To do: In the listing that follows, how many lines contain the string "name"? Provide only the number.
────────────────
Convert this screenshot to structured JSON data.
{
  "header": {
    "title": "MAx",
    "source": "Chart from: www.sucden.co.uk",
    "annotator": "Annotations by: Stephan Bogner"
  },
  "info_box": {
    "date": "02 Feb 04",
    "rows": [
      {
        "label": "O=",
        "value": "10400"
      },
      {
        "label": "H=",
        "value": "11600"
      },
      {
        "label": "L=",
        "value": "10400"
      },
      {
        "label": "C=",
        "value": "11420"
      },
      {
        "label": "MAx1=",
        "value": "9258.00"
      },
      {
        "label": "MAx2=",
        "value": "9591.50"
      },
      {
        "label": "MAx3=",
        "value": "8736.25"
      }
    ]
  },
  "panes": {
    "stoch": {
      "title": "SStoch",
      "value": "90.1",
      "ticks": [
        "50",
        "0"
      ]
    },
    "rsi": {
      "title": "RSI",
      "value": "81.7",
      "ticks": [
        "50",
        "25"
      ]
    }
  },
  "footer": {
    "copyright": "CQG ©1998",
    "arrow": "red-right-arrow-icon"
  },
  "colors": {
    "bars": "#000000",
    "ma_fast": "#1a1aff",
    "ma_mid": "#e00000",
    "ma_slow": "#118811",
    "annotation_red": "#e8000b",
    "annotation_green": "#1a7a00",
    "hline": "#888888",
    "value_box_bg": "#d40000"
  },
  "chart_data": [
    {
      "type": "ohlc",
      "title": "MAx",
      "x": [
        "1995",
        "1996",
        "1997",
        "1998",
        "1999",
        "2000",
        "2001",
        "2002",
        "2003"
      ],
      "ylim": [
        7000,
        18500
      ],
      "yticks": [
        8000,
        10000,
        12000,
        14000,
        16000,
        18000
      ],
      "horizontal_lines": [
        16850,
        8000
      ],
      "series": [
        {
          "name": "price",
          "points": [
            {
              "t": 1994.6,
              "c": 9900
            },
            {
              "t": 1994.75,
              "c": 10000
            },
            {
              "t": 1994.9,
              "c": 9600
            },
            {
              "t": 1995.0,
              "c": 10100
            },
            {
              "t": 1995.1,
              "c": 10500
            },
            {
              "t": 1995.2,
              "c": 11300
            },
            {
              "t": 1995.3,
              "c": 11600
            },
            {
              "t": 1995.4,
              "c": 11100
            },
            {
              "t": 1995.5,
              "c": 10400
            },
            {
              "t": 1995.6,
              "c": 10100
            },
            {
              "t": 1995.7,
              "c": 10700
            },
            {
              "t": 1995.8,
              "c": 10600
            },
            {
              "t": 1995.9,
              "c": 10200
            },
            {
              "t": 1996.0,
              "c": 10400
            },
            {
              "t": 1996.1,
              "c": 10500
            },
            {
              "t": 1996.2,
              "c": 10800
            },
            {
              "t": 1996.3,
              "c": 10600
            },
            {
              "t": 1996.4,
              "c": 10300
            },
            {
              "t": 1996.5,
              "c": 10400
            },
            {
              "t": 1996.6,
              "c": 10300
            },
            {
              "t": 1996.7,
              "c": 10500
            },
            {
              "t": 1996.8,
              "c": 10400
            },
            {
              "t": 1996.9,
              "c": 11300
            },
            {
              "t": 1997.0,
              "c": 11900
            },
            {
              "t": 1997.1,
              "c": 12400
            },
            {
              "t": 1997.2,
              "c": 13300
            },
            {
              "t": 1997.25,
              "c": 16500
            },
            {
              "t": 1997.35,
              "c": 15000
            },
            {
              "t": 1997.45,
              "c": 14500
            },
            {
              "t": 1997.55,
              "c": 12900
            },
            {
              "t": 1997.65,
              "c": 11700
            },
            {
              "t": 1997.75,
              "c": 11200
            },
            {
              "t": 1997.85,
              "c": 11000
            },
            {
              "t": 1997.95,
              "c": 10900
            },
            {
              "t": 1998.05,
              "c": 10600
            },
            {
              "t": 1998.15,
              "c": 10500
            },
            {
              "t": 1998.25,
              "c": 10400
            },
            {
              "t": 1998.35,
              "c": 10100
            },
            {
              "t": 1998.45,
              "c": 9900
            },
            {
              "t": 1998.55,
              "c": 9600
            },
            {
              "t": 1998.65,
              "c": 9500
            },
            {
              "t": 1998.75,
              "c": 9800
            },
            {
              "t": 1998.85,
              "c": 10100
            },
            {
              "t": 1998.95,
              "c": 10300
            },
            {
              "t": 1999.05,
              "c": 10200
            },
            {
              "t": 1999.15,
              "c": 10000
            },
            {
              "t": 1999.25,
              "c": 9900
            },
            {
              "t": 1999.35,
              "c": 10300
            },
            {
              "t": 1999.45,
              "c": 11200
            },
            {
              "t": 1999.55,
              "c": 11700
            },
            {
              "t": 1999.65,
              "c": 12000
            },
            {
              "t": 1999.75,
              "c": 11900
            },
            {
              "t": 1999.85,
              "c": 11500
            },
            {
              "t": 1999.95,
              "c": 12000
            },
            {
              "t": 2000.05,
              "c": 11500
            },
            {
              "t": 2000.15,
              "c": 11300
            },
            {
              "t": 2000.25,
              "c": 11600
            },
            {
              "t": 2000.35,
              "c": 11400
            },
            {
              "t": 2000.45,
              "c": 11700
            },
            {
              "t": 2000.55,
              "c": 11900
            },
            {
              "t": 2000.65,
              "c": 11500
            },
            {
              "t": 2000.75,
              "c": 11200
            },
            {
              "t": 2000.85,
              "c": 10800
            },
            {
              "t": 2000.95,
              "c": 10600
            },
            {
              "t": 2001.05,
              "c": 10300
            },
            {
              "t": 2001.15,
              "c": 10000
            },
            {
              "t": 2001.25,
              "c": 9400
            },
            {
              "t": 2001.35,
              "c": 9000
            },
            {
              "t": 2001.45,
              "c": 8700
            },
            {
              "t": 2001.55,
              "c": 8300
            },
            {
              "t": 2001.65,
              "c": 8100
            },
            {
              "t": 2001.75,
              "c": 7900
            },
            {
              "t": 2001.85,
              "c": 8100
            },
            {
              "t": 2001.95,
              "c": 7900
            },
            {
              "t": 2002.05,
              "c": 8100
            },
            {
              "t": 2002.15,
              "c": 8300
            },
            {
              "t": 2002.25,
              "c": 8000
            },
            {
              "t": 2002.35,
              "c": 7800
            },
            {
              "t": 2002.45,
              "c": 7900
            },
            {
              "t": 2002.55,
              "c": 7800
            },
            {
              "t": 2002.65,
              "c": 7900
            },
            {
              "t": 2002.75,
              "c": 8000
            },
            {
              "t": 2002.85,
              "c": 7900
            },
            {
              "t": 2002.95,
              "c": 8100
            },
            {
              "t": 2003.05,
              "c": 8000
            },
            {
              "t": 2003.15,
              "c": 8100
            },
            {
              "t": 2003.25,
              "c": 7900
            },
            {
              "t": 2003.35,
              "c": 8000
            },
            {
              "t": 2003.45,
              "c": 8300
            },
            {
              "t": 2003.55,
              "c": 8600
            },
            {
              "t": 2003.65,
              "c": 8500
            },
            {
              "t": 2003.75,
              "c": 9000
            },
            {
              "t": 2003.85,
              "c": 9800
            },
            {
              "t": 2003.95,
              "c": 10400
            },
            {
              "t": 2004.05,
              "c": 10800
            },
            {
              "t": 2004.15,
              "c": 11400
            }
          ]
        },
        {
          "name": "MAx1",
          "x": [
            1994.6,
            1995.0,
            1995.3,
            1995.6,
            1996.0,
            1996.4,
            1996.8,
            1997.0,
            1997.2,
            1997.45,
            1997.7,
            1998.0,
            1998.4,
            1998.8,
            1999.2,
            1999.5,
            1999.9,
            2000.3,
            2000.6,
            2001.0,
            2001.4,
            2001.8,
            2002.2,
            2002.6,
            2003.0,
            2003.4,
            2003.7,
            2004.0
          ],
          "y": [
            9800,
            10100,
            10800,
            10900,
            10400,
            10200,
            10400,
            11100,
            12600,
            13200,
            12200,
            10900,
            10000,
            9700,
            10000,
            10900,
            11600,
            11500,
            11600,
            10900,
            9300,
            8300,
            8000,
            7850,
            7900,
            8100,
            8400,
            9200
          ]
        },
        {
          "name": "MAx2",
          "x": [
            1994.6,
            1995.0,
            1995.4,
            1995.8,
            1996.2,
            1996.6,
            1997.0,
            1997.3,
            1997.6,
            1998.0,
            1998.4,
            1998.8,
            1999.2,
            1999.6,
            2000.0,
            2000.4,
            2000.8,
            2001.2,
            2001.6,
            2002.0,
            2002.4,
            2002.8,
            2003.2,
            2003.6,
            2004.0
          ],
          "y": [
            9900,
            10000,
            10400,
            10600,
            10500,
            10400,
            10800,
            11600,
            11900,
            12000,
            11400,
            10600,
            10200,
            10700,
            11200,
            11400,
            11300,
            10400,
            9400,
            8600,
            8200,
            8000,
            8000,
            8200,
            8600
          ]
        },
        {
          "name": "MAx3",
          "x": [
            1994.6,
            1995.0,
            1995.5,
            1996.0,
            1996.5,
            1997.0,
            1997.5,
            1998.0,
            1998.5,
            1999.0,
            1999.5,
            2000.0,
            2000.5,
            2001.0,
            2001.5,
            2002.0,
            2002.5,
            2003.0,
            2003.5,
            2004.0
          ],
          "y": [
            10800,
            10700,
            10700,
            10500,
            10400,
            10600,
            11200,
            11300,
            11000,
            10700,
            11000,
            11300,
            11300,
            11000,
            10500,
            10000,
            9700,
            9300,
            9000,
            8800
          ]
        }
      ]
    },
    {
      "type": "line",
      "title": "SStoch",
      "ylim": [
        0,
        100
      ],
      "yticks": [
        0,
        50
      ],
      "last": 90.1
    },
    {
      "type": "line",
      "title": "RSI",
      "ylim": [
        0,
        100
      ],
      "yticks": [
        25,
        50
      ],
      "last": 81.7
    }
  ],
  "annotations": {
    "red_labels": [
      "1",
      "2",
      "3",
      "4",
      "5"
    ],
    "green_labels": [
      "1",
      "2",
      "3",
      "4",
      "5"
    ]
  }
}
────────────────
Correct output: 4